■ **PETUNJUK**:
(a) Sesuaikah pernyataan (i), (ii), dan (iii) berikut dengan teks tentang bullying pada anak usia dini? Jawab ya atau tidak untuk masing-masing, lalu kutip kata-kata teks yang menentukan jawaban itu. (i) Pola asuh keluarga disebut sebagai salah satu faktor luar yang memengaruhi bullying. (ii) Penelitian ini menyarankan hukuman fisik untuk mengubah perilaku anak. (iii) Merebut mainan disebut sebagai contoh perilaku agresif anak usia dini.
(b) Lanjutkan teks tentang bullying pada anak usia dini, dimulai tepat setelah kalimat terakhirnya.

■ **KUTIPAN DOKUMEN**:
--

Sagita Maharani zahra
sa gita ma har ani9 6 @ g m aail.com
Abstract
Bullying is a serious issue that significantly affects the social and emotional development of children, especially in early childhood. This behavior stems from an imbalance of power between the perpetrator and the victim and is influenced by external factors such as parenting styles and school environment. Young children who have not yet developed emotional regulation and social understanding often exhibit aggressive behaviors such as verbal abuse, hitting, and toy grabbing. This study highlights the critical role of teachers and parents in modifying children’s behavior through appropriate pedagogical approaches such as role-playing methods, habituation of prosocial behavior, and consistent collaboration between school and home. The synergy between teachers and parents serves as the foundation for shaping children’s character to become individuals with integrity, empathy, and responsibility. With a supportive environment, children can grow and develop optimally while being protected from deviant behaviors such as bullying.
Keywords: bullying, early childhood, aggressive behavior, teacher’s role, parental collaboration, character education
Abstrak
Bullying merupakan permasalahan serius yang berdampak langsung pada perkembangan sosial dan emosional anak, khususnya pada usia dini. Perilaku ini muncul akibat ketidakseimbangan kekuatan antara pelaku dan korban, serta dipengaruhi oleh faktor eksternal seperti pola asuh keluarga dan lingkungan sekolah. Anak usia dini yang belum memiliki kemampuan regulasi emosi dan pemahaman sosial yang matang, cenderung menunjukkan perilaku agresif seperti berkata kasar, memukul, dan merebut mainan. Penelitian ini menekankan pentingnya peran guru dan orang tua dalam memodifikasi perilaku anak melalui pendekatan pedagogis yang tepat, seperti metode bermain peran, pembiasaan perilaku prososial, serta kolaborasi yang konsisten antara sekolah dan rumah. Sinergi antara guru dan orang tua menjadi fondasi utama dalam pembentukan karakter anak yang berintegritas, berempati, dan bertanggung jawab. Dengan lingkungan yang mendukung, anak dapat tumbuh dan berkembang secara optimal, serta terbebas dari perilaku menyimpang seperti bullying.

--

■ **DATA TERSEDIA**:
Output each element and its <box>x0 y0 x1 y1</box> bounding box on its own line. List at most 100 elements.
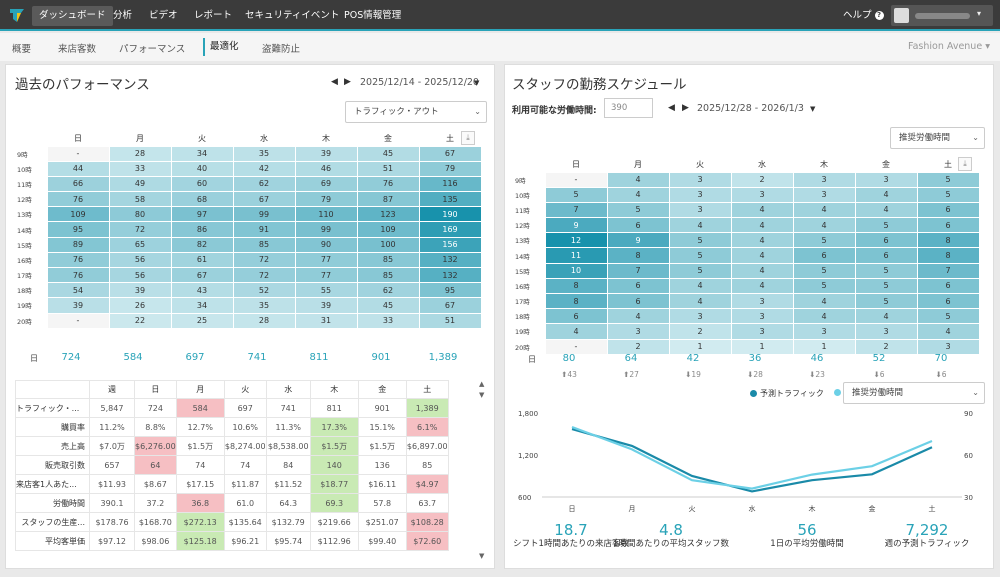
heatmap-cell[interactable]: 5 <box>544 186 608 203</box>
heatmap-cell[interactable]: 85 <box>232 236 296 253</box>
heatmap-cell[interactable]: 61 <box>170 251 234 269</box>
heatmap-cell[interactable]: 49 <box>108 175 172 193</box>
heatmap-cell[interactable]: 5 <box>854 277 918 295</box>
heatmap-cell[interactable]: 89 <box>46 236 110 253</box>
heatmap-cell[interactable]: 6 <box>854 232 918 249</box>
date-dropdown-icon[interactable]: ▼ <box>474 79 480 87</box>
user-menu[interactable]: ▾ <box>891 5 993 26</box>
heatmap-cell[interactable]: 3 <box>730 186 794 203</box>
heatmap-cell[interactable]: 34 <box>170 145 234 162</box>
heatmap-cell[interactable]: 109 <box>356 221 420 238</box>
heatmap-cell[interactable]: 3 <box>854 171 918 188</box>
heatmap-cell[interactable]: 3 <box>668 308 732 325</box>
heatmap-cell[interactable]: 6 <box>606 292 670 310</box>
heatmap-cell[interactable]: 9 <box>606 232 670 249</box>
heatmap-cell[interactable]: - <box>544 171 608 188</box>
heatmap-cell[interactable]: 60 <box>170 175 234 193</box>
heatmap-cell[interactable]: 4 <box>668 292 732 310</box>
heatmap-cell[interactable]: 6 <box>606 277 670 295</box>
date-dropdown-icon[interactable]: ▼ <box>810 105 816 113</box>
heatmap-cell[interactable]: 95 <box>46 221 110 238</box>
heatmap-cell[interactable]: 46 <box>294 160 358 177</box>
heatmap-cell[interactable]: 5 <box>792 262 856 279</box>
heatmap-cell[interactable]: 87 <box>356 191 420 208</box>
heatmap-cell[interactable]: 100 <box>356 236 420 253</box>
heatmap-cell[interactable]: 28 <box>108 145 172 162</box>
heatmap-cell[interactable]: 5 <box>854 262 918 279</box>
chart-metric-select[interactable]: 推奨労働時間 ⌄ <box>843 382 985 404</box>
heatmap-cell[interactable]: 5 <box>916 171 980 188</box>
heatmap-cell[interactable]: - <box>544 338 608 355</box>
tab-performance[interactable]: パフォーマンス <box>119 44 186 55</box>
tab-optimization[interactable]: 最適化 <box>203 38 239 56</box>
scroll-up-icon[interactable]: ▲ <box>479 380 485 388</box>
heatmap-cell[interactable]: 3 <box>668 201 732 219</box>
heatmap-cell[interactable]: 4 <box>606 171 670 188</box>
heatmap-cell[interactable]: 31 <box>294 312 358 329</box>
heatmap-cell[interactable]: 116 <box>418 175 482 193</box>
heatmap-cell[interactable]: 51 <box>356 160 420 177</box>
heatmap-cell[interactable]: 62 <box>356 282 420 299</box>
heatmap-cell[interactable]: 55 <box>294 282 358 299</box>
heatmap-cell[interactable]: 4 <box>730 232 794 249</box>
heatmap-cell[interactable]: 54 <box>46 282 110 299</box>
tab-visitors[interactable]: 来店客数 <box>58 44 97 55</box>
heatmap-cell[interactable]: 77 <box>294 266 358 284</box>
heatmap-cell[interactable]: 67 <box>418 297 482 314</box>
heatmap-cell[interactable]: 44 <box>46 160 110 177</box>
heatmap-cell[interactable]: 135 <box>418 191 482 208</box>
heatmap-cell[interactable]: 58 <box>108 191 172 208</box>
heatmap-cell[interactable]: 56 <box>108 266 172 284</box>
heatmap-cell[interactable]: 68 <box>170 191 234 208</box>
heatmap-cell[interactable]: 7 <box>606 262 670 279</box>
heatmap-cell[interactable]: 4 <box>792 292 856 310</box>
download-icon[interactable]: ⤓ <box>958 157 972 171</box>
heatmap-cell[interactable]: 4 <box>730 247 794 264</box>
heatmap-cell[interactable]: 9 <box>544 217 608 234</box>
heatmap-cell[interactable]: 110 <box>294 206 358 223</box>
heatmap-cell[interactable]: 2 <box>668 323 732 340</box>
heatmap-cell[interactable]: 6 <box>916 217 980 234</box>
heatmap-cell[interactable]: 8 <box>916 232 980 249</box>
heatmap-cell[interactable]: 39 <box>294 297 358 314</box>
heatmap-cell[interactable]: 86 <box>170 221 234 238</box>
heatmap-cell[interactable]: 85 <box>356 251 420 269</box>
heatmap-cell[interactable]: 52 <box>232 282 296 299</box>
heatmap-cell[interactable]: 5 <box>916 308 980 325</box>
heatmap-cell[interactable]: 4 <box>730 217 794 234</box>
heatmap-cell[interactable]: - <box>46 145 110 162</box>
heatmap-cell[interactable]: 82 <box>170 236 234 253</box>
heatmap-cell[interactable]: 39 <box>46 297 110 314</box>
nav-analysis[interactable]: 分析 <box>113 10 133 21</box>
heatmap-cell[interactable]: 76 <box>46 191 110 208</box>
heatmap-cell[interactable]: 33 <box>356 312 420 329</box>
heatmap-cell[interactable]: 25 <box>170 312 234 329</box>
heatmap-cell[interactable]: 40 <box>170 160 234 177</box>
heatmap-cell[interactable]: 1 <box>730 338 794 355</box>
scroll-down-icon[interactable]: ▼ <box>479 552 485 560</box>
heatmap-cell[interactable]: 66 <box>46 175 110 193</box>
heatmap-cell[interactable]: 67 <box>170 266 234 284</box>
heatmap-cell[interactable]: 99 <box>294 221 358 238</box>
heatmap-cell[interactable]: 72 <box>232 251 296 269</box>
heatmap-cell[interactable]: 95 <box>418 282 482 299</box>
heatmap-cell[interactable]: 132 <box>418 266 482 284</box>
heatmap-cell[interactable]: 72 <box>108 221 172 238</box>
heatmap-cell[interactable]: 4 <box>792 308 856 325</box>
heatmap-cell[interactable]: 35 <box>232 297 296 314</box>
heatmap-cell[interactable]: 91 <box>232 221 296 238</box>
heatmap-cell[interactable]: 2 <box>606 338 670 355</box>
heatmap-cell[interactable]: 77 <box>294 251 358 269</box>
heatmap-cell[interactable]: 10 <box>544 262 608 279</box>
heatmap-cell[interactable]: 34 <box>170 297 234 314</box>
heatmap-cell[interactable]: 35 <box>232 145 296 162</box>
heatmap-cell[interactable]: - <box>46 312 110 329</box>
heatmap-cell[interactable]: 6 <box>544 308 608 325</box>
heatmap-cell[interactable]: 76 <box>356 175 420 193</box>
heatmap-cell[interactable]: 5 <box>606 201 670 219</box>
heatmap-cell[interactable]: 6 <box>916 201 980 219</box>
heatmap-cell[interactable]: 2 <box>854 338 918 355</box>
heatmap-cell[interactable]: 6 <box>792 247 856 264</box>
heatmap-cell[interactable]: 22 <box>108 312 172 329</box>
heatmap-cell[interactable]: 79 <box>294 191 358 208</box>
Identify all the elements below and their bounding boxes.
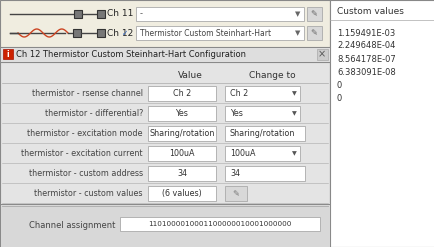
Text: ▼: ▼ xyxy=(291,151,296,156)
Text: thermistor - rsense channel: thermistor - rsense channel xyxy=(32,89,143,98)
Text: 100uA: 100uA xyxy=(230,149,255,158)
Text: Ch 2: Ch 2 xyxy=(172,89,191,98)
Text: thermistor - custom values: thermistor - custom values xyxy=(34,189,143,198)
Text: Value: Value xyxy=(177,70,202,80)
Bar xyxy=(306,7,321,21)
Bar xyxy=(148,146,216,161)
Text: thermistor - custom address: thermistor - custom address xyxy=(29,169,143,178)
Text: 6.383091E-08: 6.383091E-08 xyxy=(336,67,395,77)
Bar xyxy=(73,29,81,37)
Bar xyxy=(316,49,327,60)
Text: (6 values): (6 values) xyxy=(162,189,201,198)
Text: Ch 2: Ch 2 xyxy=(230,89,248,98)
Bar xyxy=(97,10,105,18)
Bar xyxy=(97,29,105,37)
Bar xyxy=(224,106,299,121)
Text: Thermistor Custom Steinhart-Hart: Thermistor Custom Steinhart-Hart xyxy=(140,28,270,38)
Text: ×: × xyxy=(317,49,326,59)
Bar xyxy=(224,146,299,161)
Bar xyxy=(3,49,13,59)
Bar xyxy=(224,186,247,201)
Text: ▼: ▼ xyxy=(291,111,296,116)
Text: Yes: Yes xyxy=(230,109,242,118)
Bar xyxy=(224,86,299,101)
Text: 0: 0 xyxy=(336,81,342,89)
Text: Sharing/rotation: Sharing/rotation xyxy=(149,129,214,138)
Text: ✎: ✎ xyxy=(232,189,239,198)
Bar xyxy=(306,26,321,40)
Text: ▼: ▼ xyxy=(294,30,300,36)
Bar xyxy=(120,217,319,231)
Text: Ch 12: Ch 12 xyxy=(107,28,133,38)
Text: 34: 34 xyxy=(177,169,187,178)
Text: -: - xyxy=(140,9,143,19)
Text: 1.159491E-03: 1.159491E-03 xyxy=(336,28,395,38)
Text: Ch 12 Thermistor Custom Steinhart-Hart Configuration: Ch 12 Thermistor Custom Steinhart-Hart C… xyxy=(16,49,246,59)
Bar xyxy=(148,166,216,181)
Text: thermistor - excitation mode: thermistor - excitation mode xyxy=(27,129,143,138)
Bar xyxy=(136,26,303,40)
Text: thermistor - differential?: thermistor - differential? xyxy=(45,109,143,118)
Bar xyxy=(0,0,329,47)
Text: ✎: ✎ xyxy=(310,28,317,38)
Text: ▼: ▼ xyxy=(294,11,300,17)
Bar xyxy=(0,62,329,247)
Text: ▼: ▼ xyxy=(291,91,296,96)
Text: Ch 11: Ch 11 xyxy=(107,9,133,19)
Bar xyxy=(148,126,216,141)
Text: 8.564178E-07: 8.564178E-07 xyxy=(336,55,395,63)
Text: Yes: Yes xyxy=(175,109,188,118)
Text: i: i xyxy=(7,49,9,59)
Text: 100uA: 100uA xyxy=(169,149,194,158)
Bar xyxy=(224,126,304,141)
Text: Channel assignment: Channel assignment xyxy=(29,221,115,229)
Bar xyxy=(74,10,82,18)
Text: 1101000010001100000010001000000: 1101000010001100000010001000000 xyxy=(148,221,291,227)
Text: ✓: ✓ xyxy=(122,28,128,38)
Bar xyxy=(329,0,434,247)
Text: Sharing/rotation: Sharing/rotation xyxy=(230,129,295,138)
Text: Custom values: Custom values xyxy=(336,6,403,16)
Bar xyxy=(148,106,216,121)
Bar xyxy=(136,7,303,21)
Bar xyxy=(148,86,216,101)
Text: ✎: ✎ xyxy=(310,9,317,19)
Bar xyxy=(148,186,216,201)
Bar xyxy=(224,166,304,181)
Text: Change to: Change to xyxy=(248,70,295,80)
Text: thermistor - excitation current: thermistor - excitation current xyxy=(21,149,143,158)
Bar xyxy=(0,47,329,62)
Text: 34: 34 xyxy=(230,169,240,178)
Text: 2.249648E-04: 2.249648E-04 xyxy=(336,41,395,50)
Bar xyxy=(0,204,329,247)
Text: 0: 0 xyxy=(336,94,342,103)
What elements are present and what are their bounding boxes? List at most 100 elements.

--

■ **HASIL**:
(a)
(i) Ya: "dipengaruhi oleh faktor eksternal seperti pola asuh keluarga dan lingkungan sekolah"
(ii) Tidak: "melalui pendekatan pedagogis yang tepat, seperti metode bermain peran, pembiasaan perilaku prososial, serta kolaborasi yang konsisten antara sekolah dan rumah"
(iii) Ya: "cenderung menunjukkan perilaku agresif seperti berkata kasar, memukul, dan merebut mainan"

(b)
Kata Kunci: bullying, anak usia dini, perilaku agresif, peran guru, kolaborasi orang tua, pendidikan karakter
Pendahuluan
Bullying atau perundungan merupakan masalah yang sangat serius dan memengaruhi siswa dari berbagai usia di seluruh dunia. Masalah ini memerlukan perhatian khusus dari orang tua maupun pendidik agar dapat diatasi dengan efektif. Bullying adalah perilaku agresif yang terjadi karena adanya ketidakseimbangan kekuatan antara pelaku dan korban. Perilaku ini biasanya dilakukan secara berulang-ulang atau memiliki potensi untuk terulang kembali di masa mendatang.
Ketidak seimbangan kekuatan tersebut bisa muncul dari berbagai aspek, seperti keunggulan fisik pelaku, akses terhadap informasi yang dapat mempermalukan korban, popularitas yang dimiliki pelaku, serta dorongan atau keinginan untuk menyakiti orang lain. Perilaku bullying bukan hanya terjadi sekali saja, melainkan berulang kali atau memiliki kecenderungan untuk terus dilakukan.
Anak-anak sangat membutuhkan figur orang dewasa yang ada di sekelilingnya untuk memberikan perlindungan dan menciptakan rasa aman agar terhindar dari dampak buruk bullying. Salah satu faktor utama yang menyebabkan munculnya perilaku bullying adalah faktor eksternal, yaitu lingkungan keluarga dan lingkungan sekolah.
Dalam lingkungan keluarga, pola asuh orang tua menjadi salah satu pembentuk perilaku bullying pada anak. Contohnya adalah bagaimana orang tua memperlakukan anaknya, apakah mereka menerapkan kekerasan atau tidak. Anak-anak yang menyaksikan atau mengalami kekerasan dalam keluarga cenderung meniru perilaku agresif tersebut dalam interaksi mereka dengan orang lain. Dengan demikian, peran orang tua sangat penting dalam membentuk karakter dan sikap anak agar tidak melakukan bullying terhadap sesama. (Hayati, L. M. 2025)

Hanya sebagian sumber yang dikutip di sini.